→ **Task statement**
Write out the entries verbatim and leave the images out of the copy.

→ **Working data**

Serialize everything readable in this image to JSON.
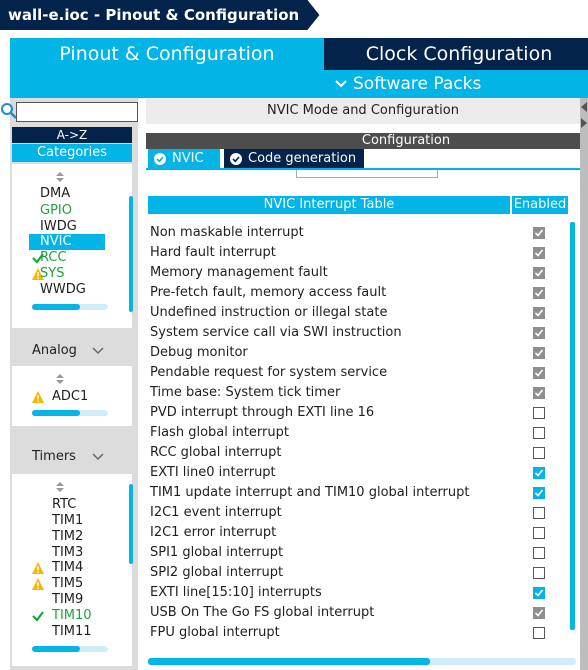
{
  "window": {
    "title": "wall-e.ioc - Pinout & Configuration"
  },
  "tabs": {
    "pinout": "Pinout & Configuration",
    "clock": "Clock Configuration",
    "software_packs": "Software Packs"
  },
  "sidebar": {
    "search_value": "",
    "sort_label": "A->Z",
    "categories_label": "Categories",
    "system_items": [
      {
        "label": "DMA",
        "state": "none"
      },
      {
        "label": "GPIO",
        "state": "green"
      },
      {
        "label": "IWDG",
        "state": "none"
      },
      {
        "label": "NVIC",
        "state": "selected"
      },
      {
        "label": "RCC",
        "state": "check"
      },
      {
        "label": "SYS",
        "state": "warning"
      },
      {
        "label": "WWDG",
        "state": "none"
      }
    ],
    "analog_label": "Analog",
    "analog_items": [
      {
        "label": "ADC1",
        "state": "warning"
      }
    ],
    "timers_label": "Timers",
    "timer_items": [
      {
        "label": "RTC",
        "state": "none"
      },
      {
        "label": "TIM1",
        "state": "none"
      },
      {
        "label": "TIM2",
        "state": "none"
      },
      {
        "label": "TIM3",
        "state": "none"
      },
      {
        "label": "TIM4",
        "state": "warning"
      },
      {
        "label": "TIM5",
        "state": "warning"
      },
      {
        "label": "TIM9",
        "state": "none"
      },
      {
        "label": "TIM10",
        "state": "check"
      },
      {
        "label": "TIM11",
        "state": "none"
      }
    ]
  },
  "main": {
    "header": "NVIC Mode and Configuration",
    "config_label": "Configuration",
    "subtabs": {
      "nvic": "NVIC",
      "code": "Code generation"
    },
    "table": {
      "col_name": "NVIC Interrupt Table",
      "col_enabled": "Enabled",
      "rows": [
        {
          "name": "Non maskable interrupt",
          "enabled": true,
          "locked": true
        },
        {
          "name": "Hard fault interrupt",
          "enabled": true,
          "locked": true
        },
        {
          "name": "Memory management fault",
          "enabled": true,
          "locked": true
        },
        {
          "name": "Pre-fetch fault, memory access fault",
          "enabled": true,
          "locked": true
        },
        {
          "name": "Undefined instruction or illegal state",
          "enabled": true,
          "locked": true
        },
        {
          "name": "System service call via SWI instruction",
          "enabled": true,
          "locked": true
        },
        {
          "name": "Debug monitor",
          "enabled": true,
          "locked": true
        },
        {
          "name": "Pendable request for system service",
          "enabled": true,
          "locked": true
        },
        {
          "name": "Time base: System tick timer",
          "enabled": true,
          "locked": true
        },
        {
          "name": "PVD interrupt through EXTI line 16",
          "enabled": false,
          "locked": false
        },
        {
          "name": "Flash global interrupt",
          "enabled": false,
          "locked": false
        },
        {
          "name": "RCC global interrupt",
          "enabled": false,
          "locked": false
        },
        {
          "name": "EXTI line0 interrupt",
          "enabled": true,
          "locked": false
        },
        {
          "name": "TIM1 update interrupt and TIM10 global interrupt",
          "enabled": true,
          "locked": false
        },
        {
          "name": "I2C1 event interrupt",
          "enabled": false,
          "locked": false
        },
        {
          "name": "I2C1 error interrupt",
          "enabled": false,
          "locked": false
        },
        {
          "name": "SPI1 global interrupt",
          "enabled": false,
          "locked": false
        },
        {
          "name": "SPI2 global interrupt",
          "enabled": false,
          "locked": false
        },
        {
          "name": "EXTI line[15:10] interrupts",
          "enabled": true,
          "locked": false
        },
        {
          "name": "USB On The Go FS global interrupt",
          "enabled": true,
          "locked": true
        },
        {
          "name": "FPU global interrupt",
          "enabled": false,
          "locked": false
        }
      ]
    }
  },
  "colors": {
    "accent": "#03b4e6",
    "navy": "#03234b",
    "ok_green": "#1aa33a",
    "warning": "#f5b800",
    "locked_grey": "#8e8e8e"
  }
}
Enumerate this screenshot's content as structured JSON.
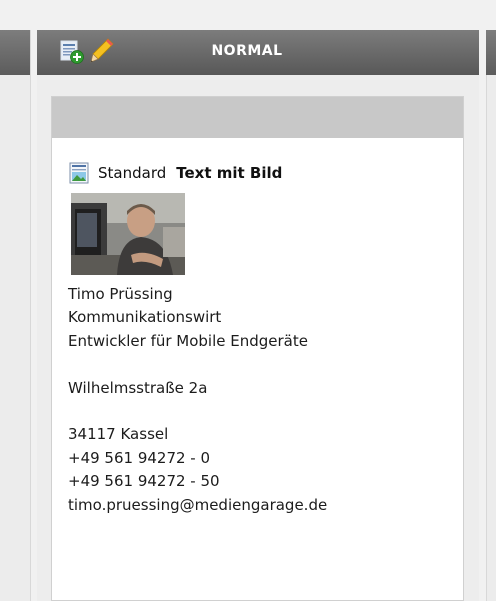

→ **The solution**
Serialize everything readable in this image to JSON.
{
  "window": {
    "title": "wall-e.ioc - Pinout & Configuration"
  },
  "tabs": {
    "pinout": "Pinout & Configuration",
    "clock": "Clock Configuration",
    "software_packs": "Software Packs"
  },
  "sidebar": {
    "search_value": "",
    "sort_label": "A->Z",
    "categories_label": "Categories",
    "system_items": [
      {
        "label": "DMA",
        "state": "none"
      },
      {
        "label": "GPIO",
        "state": "green"
      },
      {
        "label": "IWDG",
        "state": "none"
      },
      {
        "label": "NVIC",
        "state": "selected"
      },
      {
        "label": "RCC",
        "state": "check"
      },
      {
        "label": "SYS",
        "state": "warning"
      },
      {
        "label": "WWDG",
        "state": "none"
      }
    ],
    "analog_label": "Analog",
    "analog_items": [
      {
        "label": "ADC1",
        "state": "warning"
      }
    ],
    "timers_label": "Timers",
    "timer_items": [
      {
        "label": "RTC",
        "state": "none"
      },
      {
        "label": "TIM1",
        "state": "none"
      },
      {
        "label": "TIM2",
        "state": "none"
      },
      {
        "label": "TIM3",
        "state": "none"
      },
      {
        "label": "TIM4",
        "state": "warning"
      },
      {
        "label": "TIM5",
        "state": "warning"
      },
      {
        "label": "TIM9",
        "state": "none"
      },
      {
        "label": "TIM10",
        "state": "check"
      },
      {
        "label": "TIM11",
        "state": "none"
      }
    ]
  },
  "main": {
    "header": "NVIC Mode and Configuration",
    "config_label": "Configuration",
    "subtabs": {
      "nvic": "NVIC",
      "code": "Code generation"
    },
    "table": {
      "col_name": "NVIC Interrupt Table",
      "col_enabled": "Enabled",
      "rows": [
        {
          "name": "Non maskable interrupt",
          "enabled": true,
          "locked": true
        },
        {
          "name": "Hard fault interrupt",
          "enabled": true,
          "locked": true
        },
        {
          "name": "Memory management fault",
          "enabled": true,
          "locked": true
        },
        {
          "name": "Pre-fetch fault, memory access fault",
          "enabled": true,
          "locked": true
        },
        {
          "name": "Undefined instruction or illegal state",
          "enabled": true,
          "locked": true
        },
        {
          "name": "System service call via SWI instruction",
          "enabled": true,
          "locked": true
        },
        {
          "name": "Debug monitor",
          "enabled": true,
          "locked": true
        },
        {
          "name": "Pendable request for system service",
          "enabled": true,
          "locked": true
        },
        {
          "name": "Time base: System tick timer",
          "enabled": true,
          "locked": true
        },
        {
          "name": "PVD interrupt through EXTI line 16",
          "enabled": false,
          "locked": false
        },
        {
          "name": "Flash global interrupt",
          "enabled": false,
          "locked": false
        },
        {
          "name": "RCC global interrupt",
          "enabled": false,
          "locked": false
        },
        {
          "name": "EXTI line0 interrupt",
          "enabled": true,
          "locked": false
        },
        {
          "name": "TIM1 update interrupt and TIM10 global interrupt",
          "enabled": true,
          "locked": false
        },
        {
          "name": "I2C1 event interrupt",
          "enabled": false,
          "locked": false
        },
        {
          "name": "I2C1 error interrupt",
          "enabled": false,
          "locked": false
        },
        {
          "name": "SPI1 global interrupt",
          "enabled": false,
          "locked": false
        },
        {
          "name": "SPI2 global interrupt",
          "enabled": false,
          "locked": false
        },
        {
          "name": "EXTI line[15:10] interrupts",
          "enabled": true,
          "locked": false
        },
        {
          "name": "USB On The Go FS global interrupt",
          "enabled": true,
          "locked": true
        },
        {
          "name": "FPU global interrupt",
          "enabled": false,
          "locked": false
        }
      ]
    }
  },
  "colors": {
    "accent": "#03b4e6",
    "navy": "#03234b",
    "ok_green": "#1aa33a",
    "warning": "#f5b800",
    "locked_grey": "#8e8e8e"
  }
}
Enumerate this screenshot's content as structured JSON.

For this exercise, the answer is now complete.